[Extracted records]
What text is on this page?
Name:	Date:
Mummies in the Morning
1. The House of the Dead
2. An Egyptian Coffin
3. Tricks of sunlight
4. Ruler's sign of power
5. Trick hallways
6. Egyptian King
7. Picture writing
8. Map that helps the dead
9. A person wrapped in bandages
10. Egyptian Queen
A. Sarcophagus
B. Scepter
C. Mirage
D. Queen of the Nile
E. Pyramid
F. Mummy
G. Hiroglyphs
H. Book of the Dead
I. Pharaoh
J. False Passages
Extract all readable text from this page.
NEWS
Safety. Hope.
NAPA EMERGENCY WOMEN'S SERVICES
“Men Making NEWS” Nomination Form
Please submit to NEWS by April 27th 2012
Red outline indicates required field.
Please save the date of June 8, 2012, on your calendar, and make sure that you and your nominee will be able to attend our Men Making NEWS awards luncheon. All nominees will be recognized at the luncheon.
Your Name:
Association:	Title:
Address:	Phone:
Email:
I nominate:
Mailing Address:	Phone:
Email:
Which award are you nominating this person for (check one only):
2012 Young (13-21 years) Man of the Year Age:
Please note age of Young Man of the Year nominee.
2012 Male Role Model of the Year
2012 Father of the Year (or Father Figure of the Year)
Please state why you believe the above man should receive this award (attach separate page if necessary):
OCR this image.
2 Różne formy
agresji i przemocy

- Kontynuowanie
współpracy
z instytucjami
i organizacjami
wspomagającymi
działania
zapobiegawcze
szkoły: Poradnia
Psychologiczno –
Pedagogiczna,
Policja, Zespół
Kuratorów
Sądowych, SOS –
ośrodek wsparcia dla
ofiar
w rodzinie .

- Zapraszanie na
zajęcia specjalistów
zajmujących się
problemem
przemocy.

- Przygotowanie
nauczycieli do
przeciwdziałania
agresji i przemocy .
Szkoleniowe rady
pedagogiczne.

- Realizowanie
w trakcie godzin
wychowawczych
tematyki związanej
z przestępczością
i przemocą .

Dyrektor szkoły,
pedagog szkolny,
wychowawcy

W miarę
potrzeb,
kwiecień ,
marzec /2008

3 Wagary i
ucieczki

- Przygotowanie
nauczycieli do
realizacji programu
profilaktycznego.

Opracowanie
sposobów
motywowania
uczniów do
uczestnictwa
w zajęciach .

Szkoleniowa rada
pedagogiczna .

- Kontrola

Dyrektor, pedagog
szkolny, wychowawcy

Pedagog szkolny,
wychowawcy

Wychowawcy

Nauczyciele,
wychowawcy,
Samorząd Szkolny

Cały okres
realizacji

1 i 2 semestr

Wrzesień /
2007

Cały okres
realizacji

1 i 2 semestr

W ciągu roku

# What you have to do
Retype the records above exactly.

# Answer below
What text is on this page?
Name:	Date:
Mummies in the Morning
1. The House of the Dead
2. An Egyptian Coffin
3. Tricks of sunlight
4. Ruler's sign of power
5. Trick hallways
6. Egyptian King
7. Picture writing
8. Map that helps the dead
9. A person wrapped in bandages
10. Egyptian Queen
A. Sarcophagus
B. Scepter
C. Mirage
D. Queen of the Nile
E. Pyramid
F. Mummy
G. Hiroglyphs
H. Book of the Dead
I. Pharaoh
J. False Passages
Extract all readable text from this page.
NEWS
Safety. Hope.
NAPA EMERGENCY WOMEN'S SERVICES
“Men Making NEWS” Nomination Form
Please submit to NEWS by April 27th 2012
Red outline indicates required field.
Please save the date of June 8, 2012, on your calendar, and make sure that you and your nominee will be able to attend our Men Making NEWS awards luncheon. All nominees will be recognized at the luncheon.
Your Name:
Association:	Title:
Address:	Phone:
Email:
I nominate:
Mailing Address:	Phone:
Email:
Which award are you nominating this person for (check one only):
2012 Young (13-21 years) Man of the Year Age:
Please note age of Young Man of the Year nominee.
2012 Male Role Model of the Year
2012 Father of the Year (or Father Figure of the Year)
Please state why you believe the above man should receive this award (attach separate page if necessary):
OCR this image.
2 Różne formy
agresji i przemocy

- Kontynuowanie
współpracy
z instytucjami
i organizacjami
wspomagającymi
działania
zapobiegawcze
szkoły: Poradnia
Psychologiczno –
Pedagogiczna,
Policja, Zespół
Kuratorów
Sądowych, SOS –
ośrodek wsparcia dla
ofiar
w rodzinie .

- Zapraszanie na
zajęcia specjalistów
zajmujących się
problemem
przemocy.

- Przygotowanie
nauczycieli do
przeciwdziałania
agresji i przemocy .
Szkoleniowe rady
pedagogiczne.

- Realizowanie
w trakcie godzin
wychowawczych
tematyki związanej
z przestępczością
i przemocą .

Dyrektor szkoły,
pedagog szkolny,
wychowawcy

W miarę
potrzeb,
kwiecień ,
marzec /2008

3 Wagary i
ucieczki

- Przygotowanie
nauczycieli do
realizacji programu
profilaktycznego.

Opracowanie
sposobów
motywowania
uczniów do
uczestnictwa
w zajęciach .

Szkoleniowa rada
pedagogiczna .

- Kontrola

Dyrektor, pedagog
szkolny, wychowawcy

Pedagog szkolny,
wychowawcy

Wychowawcy

Nauczyciele,
wychowawcy,
Samorząd Szkolny

Cały okres
realizacji

1 i 2 semestr

Wrzesień /
2007

Cały okres
realizacji

1 i 2 semestr

W ciągu roku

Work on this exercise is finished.